**** Data for this exercise ****

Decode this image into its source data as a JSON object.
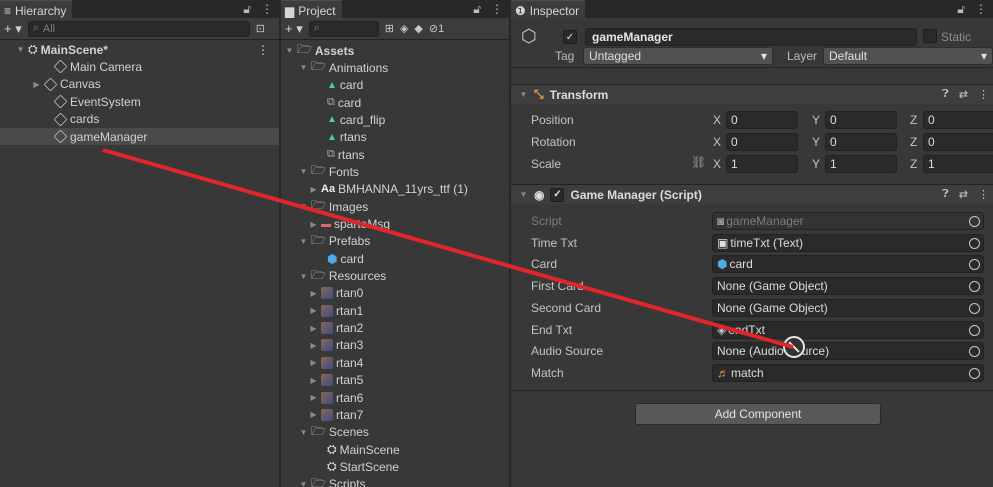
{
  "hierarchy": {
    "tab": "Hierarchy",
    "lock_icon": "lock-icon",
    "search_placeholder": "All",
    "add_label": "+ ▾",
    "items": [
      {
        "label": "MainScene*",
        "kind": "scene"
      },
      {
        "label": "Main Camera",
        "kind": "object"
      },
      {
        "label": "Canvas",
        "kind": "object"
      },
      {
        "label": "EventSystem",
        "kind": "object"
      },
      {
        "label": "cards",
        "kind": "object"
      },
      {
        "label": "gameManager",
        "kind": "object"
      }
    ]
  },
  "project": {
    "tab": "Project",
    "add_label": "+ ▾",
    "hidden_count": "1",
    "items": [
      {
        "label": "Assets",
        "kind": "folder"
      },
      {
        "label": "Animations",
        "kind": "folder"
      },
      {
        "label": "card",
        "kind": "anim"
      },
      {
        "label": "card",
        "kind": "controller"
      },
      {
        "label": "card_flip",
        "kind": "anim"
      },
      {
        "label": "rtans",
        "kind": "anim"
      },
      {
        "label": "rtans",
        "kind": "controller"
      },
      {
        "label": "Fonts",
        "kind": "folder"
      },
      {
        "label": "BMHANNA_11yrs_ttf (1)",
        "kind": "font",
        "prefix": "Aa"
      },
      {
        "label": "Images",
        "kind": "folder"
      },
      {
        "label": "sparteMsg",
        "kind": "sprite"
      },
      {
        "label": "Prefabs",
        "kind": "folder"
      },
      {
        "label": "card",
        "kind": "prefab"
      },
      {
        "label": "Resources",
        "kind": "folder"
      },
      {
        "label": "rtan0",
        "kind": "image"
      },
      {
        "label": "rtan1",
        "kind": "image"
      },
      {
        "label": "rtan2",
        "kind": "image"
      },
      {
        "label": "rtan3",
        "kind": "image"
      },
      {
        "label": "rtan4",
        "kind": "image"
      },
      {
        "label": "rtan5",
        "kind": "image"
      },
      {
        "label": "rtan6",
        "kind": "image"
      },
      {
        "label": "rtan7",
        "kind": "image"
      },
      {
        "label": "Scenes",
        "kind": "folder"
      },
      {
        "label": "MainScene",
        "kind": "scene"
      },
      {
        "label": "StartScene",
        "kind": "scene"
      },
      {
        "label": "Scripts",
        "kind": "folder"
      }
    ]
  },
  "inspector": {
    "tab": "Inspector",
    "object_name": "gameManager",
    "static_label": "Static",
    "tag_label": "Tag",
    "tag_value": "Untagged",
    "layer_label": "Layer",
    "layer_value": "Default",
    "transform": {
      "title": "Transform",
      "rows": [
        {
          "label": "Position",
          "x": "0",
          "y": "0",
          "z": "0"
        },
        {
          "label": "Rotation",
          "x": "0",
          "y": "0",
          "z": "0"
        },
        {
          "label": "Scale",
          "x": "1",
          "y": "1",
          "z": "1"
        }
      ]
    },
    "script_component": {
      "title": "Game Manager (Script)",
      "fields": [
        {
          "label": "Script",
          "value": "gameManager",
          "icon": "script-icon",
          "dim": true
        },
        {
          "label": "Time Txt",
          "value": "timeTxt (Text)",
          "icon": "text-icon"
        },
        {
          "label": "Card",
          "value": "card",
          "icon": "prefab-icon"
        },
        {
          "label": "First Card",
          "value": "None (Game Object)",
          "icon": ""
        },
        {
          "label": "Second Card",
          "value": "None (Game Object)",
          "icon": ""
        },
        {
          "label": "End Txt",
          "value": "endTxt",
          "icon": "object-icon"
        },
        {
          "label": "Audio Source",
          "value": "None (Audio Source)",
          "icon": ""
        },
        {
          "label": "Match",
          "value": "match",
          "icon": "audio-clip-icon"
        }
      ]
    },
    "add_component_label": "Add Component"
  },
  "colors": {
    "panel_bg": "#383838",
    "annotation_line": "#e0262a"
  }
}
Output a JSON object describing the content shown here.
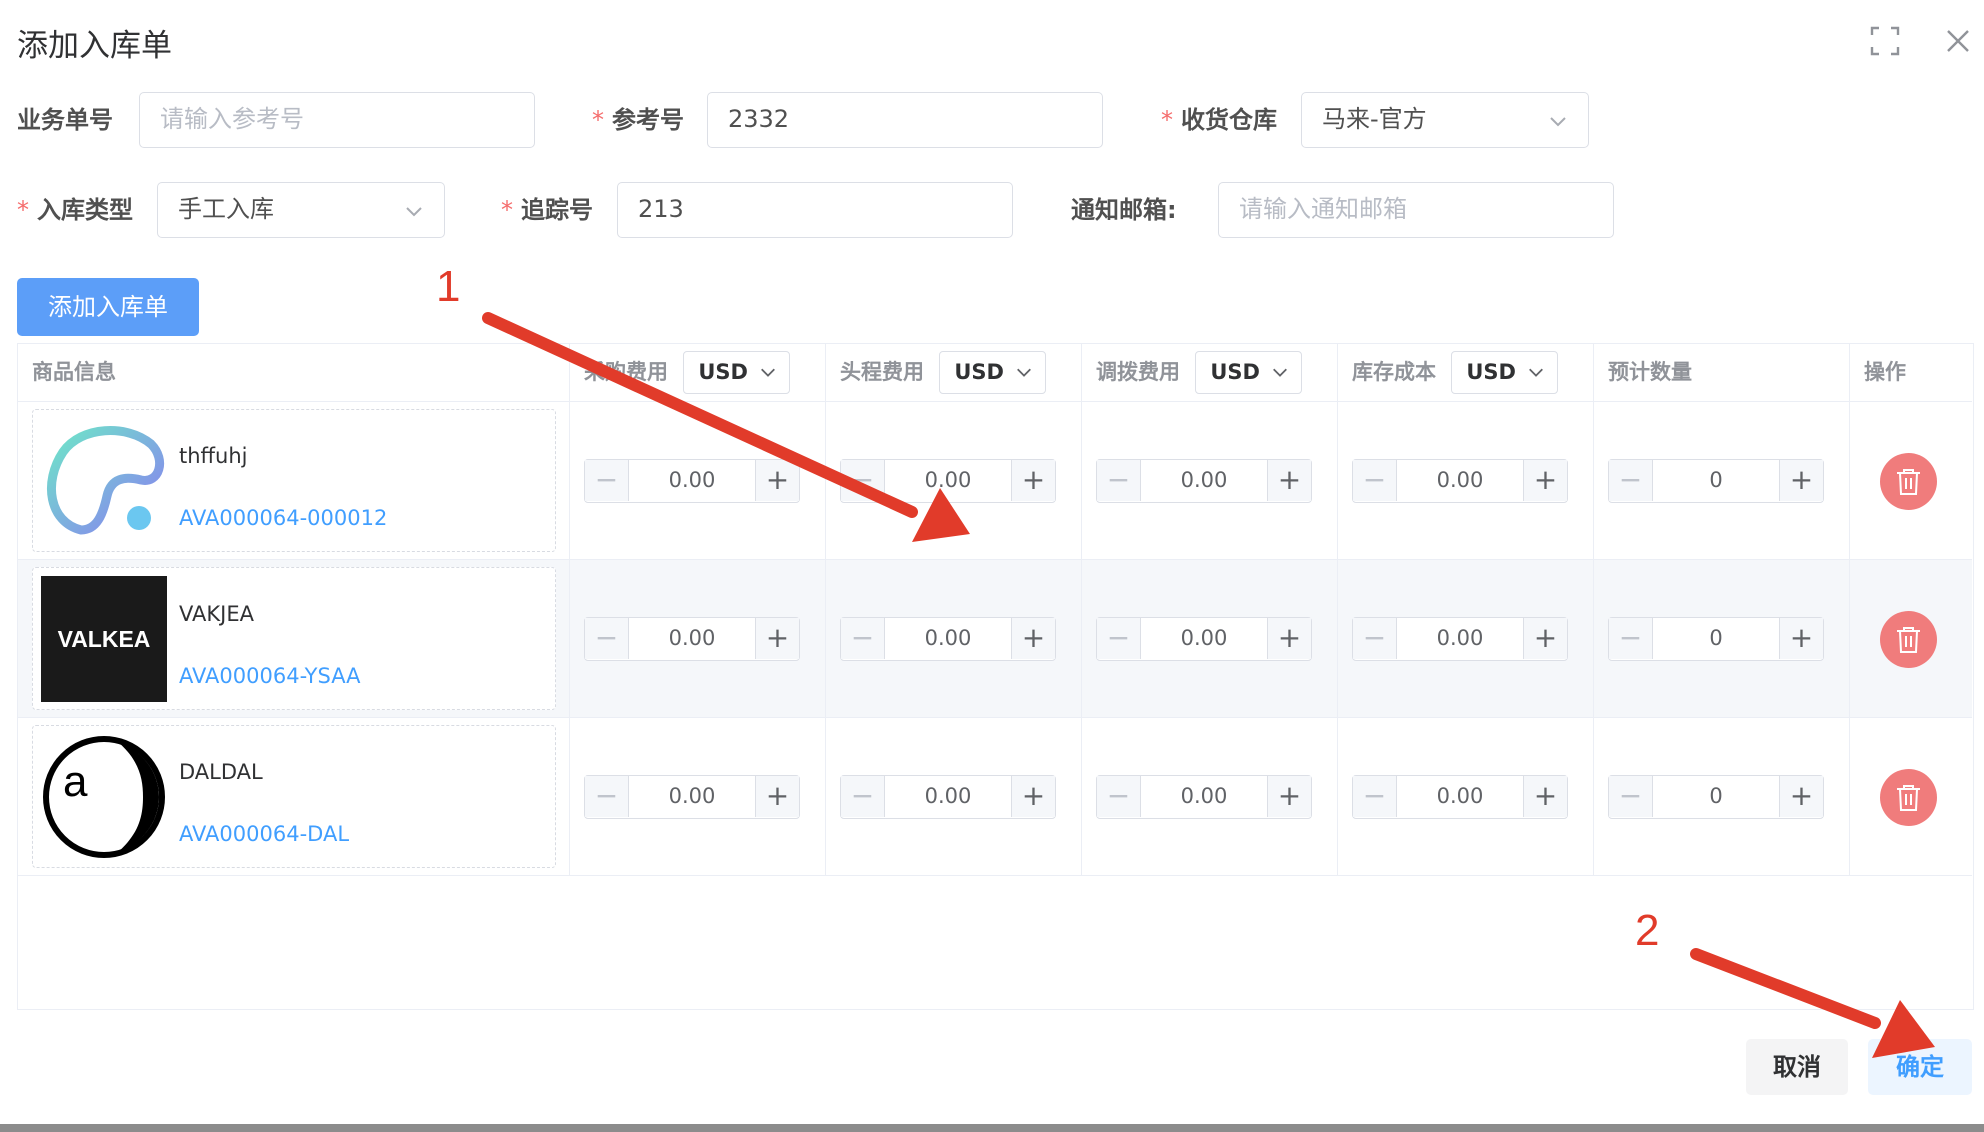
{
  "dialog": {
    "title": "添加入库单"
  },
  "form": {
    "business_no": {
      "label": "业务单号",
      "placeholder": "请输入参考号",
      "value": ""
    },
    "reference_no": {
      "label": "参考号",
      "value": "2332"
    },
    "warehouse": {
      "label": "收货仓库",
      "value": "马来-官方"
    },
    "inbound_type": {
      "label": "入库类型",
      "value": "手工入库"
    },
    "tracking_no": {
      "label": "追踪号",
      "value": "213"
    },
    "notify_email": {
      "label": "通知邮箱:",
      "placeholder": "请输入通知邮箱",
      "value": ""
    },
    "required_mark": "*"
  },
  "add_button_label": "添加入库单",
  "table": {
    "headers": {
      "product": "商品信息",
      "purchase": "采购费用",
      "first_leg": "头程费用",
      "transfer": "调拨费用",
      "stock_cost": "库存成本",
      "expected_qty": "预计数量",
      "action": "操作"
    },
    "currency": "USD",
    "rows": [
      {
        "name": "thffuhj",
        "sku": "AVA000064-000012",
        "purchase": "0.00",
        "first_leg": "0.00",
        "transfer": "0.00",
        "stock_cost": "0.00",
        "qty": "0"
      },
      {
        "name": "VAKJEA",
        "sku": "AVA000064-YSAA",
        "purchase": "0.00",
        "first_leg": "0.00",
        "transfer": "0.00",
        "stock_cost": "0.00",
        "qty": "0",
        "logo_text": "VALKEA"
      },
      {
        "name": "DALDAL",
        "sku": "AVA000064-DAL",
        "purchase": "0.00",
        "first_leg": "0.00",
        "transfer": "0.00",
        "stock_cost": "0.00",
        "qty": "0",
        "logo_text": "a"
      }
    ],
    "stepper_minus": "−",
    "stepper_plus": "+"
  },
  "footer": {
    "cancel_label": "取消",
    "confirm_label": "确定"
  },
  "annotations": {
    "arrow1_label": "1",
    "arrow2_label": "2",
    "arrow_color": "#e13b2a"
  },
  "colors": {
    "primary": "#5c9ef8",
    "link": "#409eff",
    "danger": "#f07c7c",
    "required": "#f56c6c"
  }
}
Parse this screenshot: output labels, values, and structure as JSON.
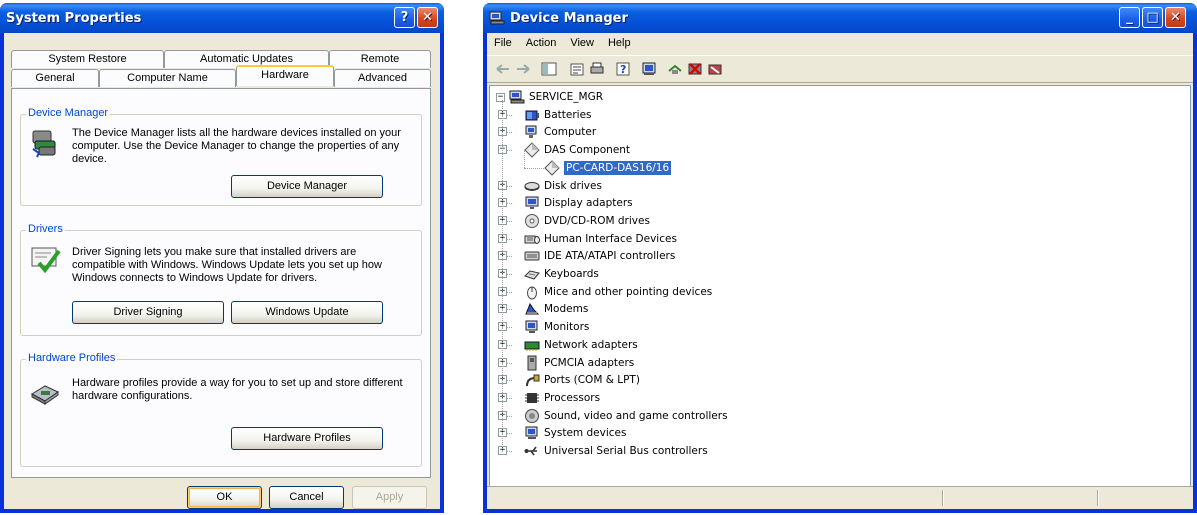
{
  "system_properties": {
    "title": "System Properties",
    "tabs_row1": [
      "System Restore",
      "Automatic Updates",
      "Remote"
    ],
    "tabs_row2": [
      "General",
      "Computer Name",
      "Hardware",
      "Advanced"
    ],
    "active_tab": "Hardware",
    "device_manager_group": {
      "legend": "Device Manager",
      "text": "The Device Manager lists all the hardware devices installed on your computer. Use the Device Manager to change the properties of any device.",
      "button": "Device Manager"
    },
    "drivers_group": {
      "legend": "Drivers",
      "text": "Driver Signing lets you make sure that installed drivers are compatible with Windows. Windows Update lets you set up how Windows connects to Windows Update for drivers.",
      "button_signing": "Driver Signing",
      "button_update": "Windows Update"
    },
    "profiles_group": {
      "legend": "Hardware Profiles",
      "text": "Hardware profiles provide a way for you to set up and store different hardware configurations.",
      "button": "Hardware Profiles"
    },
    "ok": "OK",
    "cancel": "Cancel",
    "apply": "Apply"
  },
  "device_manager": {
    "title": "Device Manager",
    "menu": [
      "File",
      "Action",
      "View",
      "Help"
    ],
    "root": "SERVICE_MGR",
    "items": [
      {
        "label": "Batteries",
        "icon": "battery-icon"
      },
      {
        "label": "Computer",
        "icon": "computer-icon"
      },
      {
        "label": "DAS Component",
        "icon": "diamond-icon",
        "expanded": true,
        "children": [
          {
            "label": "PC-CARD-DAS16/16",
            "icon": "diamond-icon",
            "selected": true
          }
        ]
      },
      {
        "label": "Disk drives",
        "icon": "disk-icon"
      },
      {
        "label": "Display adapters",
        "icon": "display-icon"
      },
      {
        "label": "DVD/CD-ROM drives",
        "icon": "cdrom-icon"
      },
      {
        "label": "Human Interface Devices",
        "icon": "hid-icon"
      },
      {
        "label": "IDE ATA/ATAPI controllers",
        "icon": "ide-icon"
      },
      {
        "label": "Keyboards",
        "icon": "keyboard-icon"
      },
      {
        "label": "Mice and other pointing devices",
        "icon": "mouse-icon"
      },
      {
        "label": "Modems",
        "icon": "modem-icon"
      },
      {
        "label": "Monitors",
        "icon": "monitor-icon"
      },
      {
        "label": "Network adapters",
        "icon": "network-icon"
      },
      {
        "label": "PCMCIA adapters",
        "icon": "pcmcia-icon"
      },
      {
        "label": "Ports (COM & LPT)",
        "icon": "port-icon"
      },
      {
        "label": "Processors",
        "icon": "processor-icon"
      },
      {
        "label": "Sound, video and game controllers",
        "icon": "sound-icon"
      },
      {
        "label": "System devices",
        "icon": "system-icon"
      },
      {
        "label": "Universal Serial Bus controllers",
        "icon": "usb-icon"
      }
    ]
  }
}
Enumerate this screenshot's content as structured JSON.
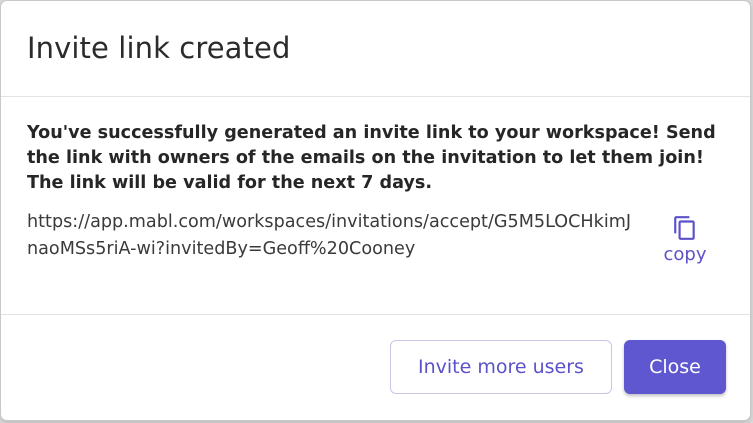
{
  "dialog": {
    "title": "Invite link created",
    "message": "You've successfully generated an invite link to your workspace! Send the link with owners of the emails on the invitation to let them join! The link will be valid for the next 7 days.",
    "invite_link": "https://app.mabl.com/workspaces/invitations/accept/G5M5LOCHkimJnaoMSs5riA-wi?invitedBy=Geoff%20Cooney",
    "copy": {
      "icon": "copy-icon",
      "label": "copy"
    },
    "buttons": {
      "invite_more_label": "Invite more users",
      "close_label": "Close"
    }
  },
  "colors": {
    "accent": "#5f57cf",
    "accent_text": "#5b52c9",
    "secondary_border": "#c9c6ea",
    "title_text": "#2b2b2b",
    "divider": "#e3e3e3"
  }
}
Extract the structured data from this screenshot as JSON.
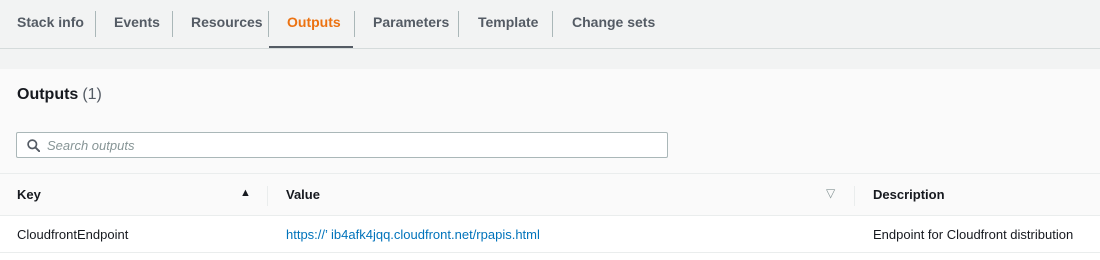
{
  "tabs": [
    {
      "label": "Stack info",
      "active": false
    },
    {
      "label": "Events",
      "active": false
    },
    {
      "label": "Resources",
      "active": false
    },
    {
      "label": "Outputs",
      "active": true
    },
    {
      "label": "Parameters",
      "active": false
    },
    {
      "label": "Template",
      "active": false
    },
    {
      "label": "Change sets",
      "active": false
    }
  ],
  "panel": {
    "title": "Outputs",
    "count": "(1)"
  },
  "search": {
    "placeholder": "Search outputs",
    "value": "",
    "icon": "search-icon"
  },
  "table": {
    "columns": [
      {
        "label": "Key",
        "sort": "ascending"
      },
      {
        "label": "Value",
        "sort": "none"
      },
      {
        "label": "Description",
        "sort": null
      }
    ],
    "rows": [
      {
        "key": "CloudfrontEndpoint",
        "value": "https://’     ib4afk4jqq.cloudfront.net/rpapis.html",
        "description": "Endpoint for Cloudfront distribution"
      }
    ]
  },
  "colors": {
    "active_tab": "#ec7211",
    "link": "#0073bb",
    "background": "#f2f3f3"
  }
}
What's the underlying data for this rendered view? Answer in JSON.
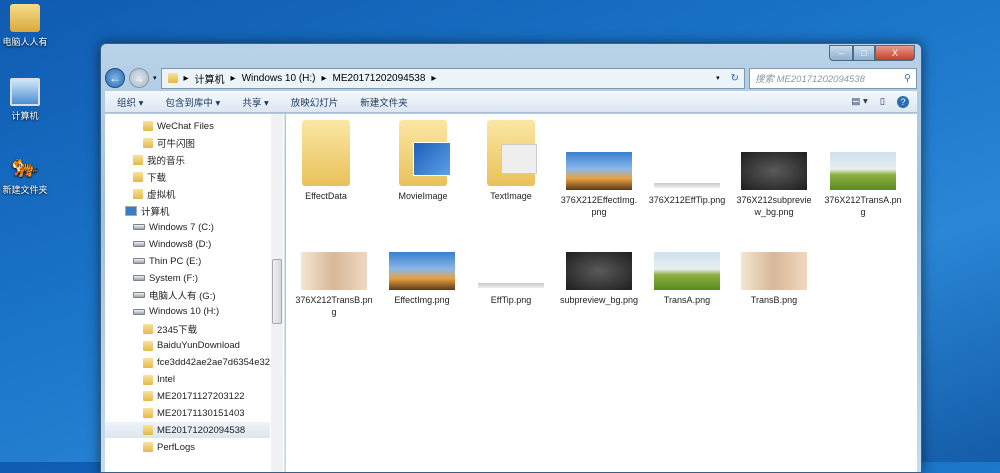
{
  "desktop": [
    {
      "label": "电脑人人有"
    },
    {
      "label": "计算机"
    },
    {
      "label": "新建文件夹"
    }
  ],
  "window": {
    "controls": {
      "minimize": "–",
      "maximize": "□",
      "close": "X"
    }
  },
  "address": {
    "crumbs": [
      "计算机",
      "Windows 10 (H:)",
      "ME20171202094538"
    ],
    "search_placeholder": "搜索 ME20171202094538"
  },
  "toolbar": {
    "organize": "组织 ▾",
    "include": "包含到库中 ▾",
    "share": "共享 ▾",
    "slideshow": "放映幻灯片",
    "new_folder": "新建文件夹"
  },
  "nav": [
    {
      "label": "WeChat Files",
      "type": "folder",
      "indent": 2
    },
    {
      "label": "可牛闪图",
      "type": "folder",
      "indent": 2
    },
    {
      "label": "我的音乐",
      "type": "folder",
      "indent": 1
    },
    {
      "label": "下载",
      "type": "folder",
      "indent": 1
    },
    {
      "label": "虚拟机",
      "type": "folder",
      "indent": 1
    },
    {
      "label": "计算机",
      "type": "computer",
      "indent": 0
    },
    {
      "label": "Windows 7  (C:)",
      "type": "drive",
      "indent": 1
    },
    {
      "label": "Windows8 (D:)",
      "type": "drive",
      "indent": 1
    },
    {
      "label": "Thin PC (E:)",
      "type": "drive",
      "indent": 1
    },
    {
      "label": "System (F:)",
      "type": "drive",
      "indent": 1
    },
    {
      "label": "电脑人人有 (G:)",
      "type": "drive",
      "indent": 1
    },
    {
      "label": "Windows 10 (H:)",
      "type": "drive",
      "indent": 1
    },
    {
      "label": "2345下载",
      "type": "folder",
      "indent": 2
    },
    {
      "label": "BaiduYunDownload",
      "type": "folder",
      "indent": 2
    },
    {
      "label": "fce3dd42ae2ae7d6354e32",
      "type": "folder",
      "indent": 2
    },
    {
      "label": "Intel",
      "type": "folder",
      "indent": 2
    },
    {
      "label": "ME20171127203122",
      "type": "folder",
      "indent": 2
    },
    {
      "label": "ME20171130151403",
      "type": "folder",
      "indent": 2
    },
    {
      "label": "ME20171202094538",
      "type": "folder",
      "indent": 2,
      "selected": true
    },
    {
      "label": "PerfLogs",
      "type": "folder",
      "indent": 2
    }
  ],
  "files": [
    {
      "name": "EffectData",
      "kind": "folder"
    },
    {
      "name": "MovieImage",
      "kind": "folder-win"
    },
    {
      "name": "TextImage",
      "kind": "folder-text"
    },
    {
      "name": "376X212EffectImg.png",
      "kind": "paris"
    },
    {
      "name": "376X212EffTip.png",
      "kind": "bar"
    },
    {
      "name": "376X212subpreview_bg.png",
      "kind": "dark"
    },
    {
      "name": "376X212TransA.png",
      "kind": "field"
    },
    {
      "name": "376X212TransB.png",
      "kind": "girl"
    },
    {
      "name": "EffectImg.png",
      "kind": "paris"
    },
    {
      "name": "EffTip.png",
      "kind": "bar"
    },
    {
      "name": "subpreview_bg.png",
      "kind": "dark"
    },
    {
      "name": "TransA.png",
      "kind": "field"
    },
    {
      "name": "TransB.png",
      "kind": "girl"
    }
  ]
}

****

> **Directive**: Locate the lines above that hold the word "diamond". Show every one of them.

> **Reply to the exercise**:
        "icon": "diamond-icon",
            "icon": "diamond-icon",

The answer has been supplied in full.